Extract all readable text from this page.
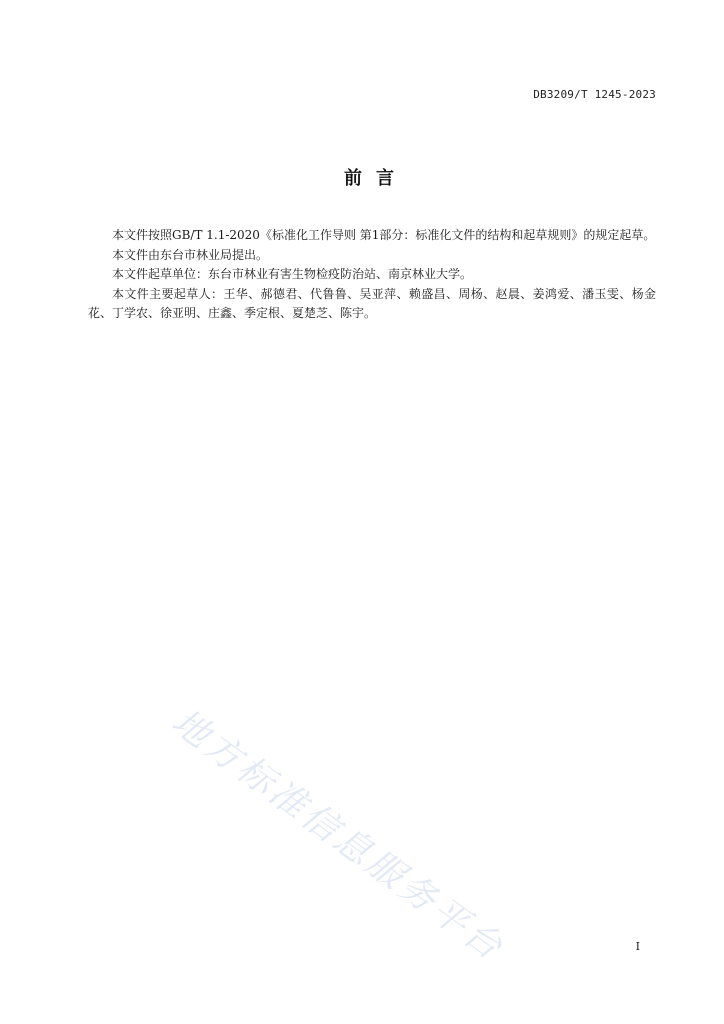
DB3209/T 1245-2023
前言

本文件按照GB/T 1.1-2020《标准化工作导则 第1部分：标准化文件的结构和起草规则》的规定起草。

本文件由东台市林业局提出。

本文件起草单位：东台市林业有害生物检疫防治站、南京林业大学。

本文件主要起草人：王华、郝德君、代鲁鲁、吴亚萍、赖盛昌、周杨、赵晨、姜鸿爱、潘玉雯、杨金花、丁学农、徐亚明、庄鑫、季定根、夏楚芝、陈宇。

地方标准信息服务平台	I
# # # # # # #
▸ Exercise brief: The material above holds pictures; copy everything else in it exactly.

▸ Correct result:
Extract all readable text from this page.
DB3209/T 1245-2023
前言

本文件按照GB/T 1.1-2020《标准化工作导则 第1部分：标准化文件的结构和起草规则》的规定起草。

本文件由东台市林业局提出。

本文件起草单位：东台市林业有害生物检疫防治站、南京林业大学。

本文件主要起草人：王华、郝德君、代鲁鲁、吴亚萍、赖盛昌、周杨、赵晨、姜鸿爱、潘玉雯、杨金花、丁学农、徐亚明、庄鑫、季定根、夏楚芝、陈宇。

地方标准信息服务平台	I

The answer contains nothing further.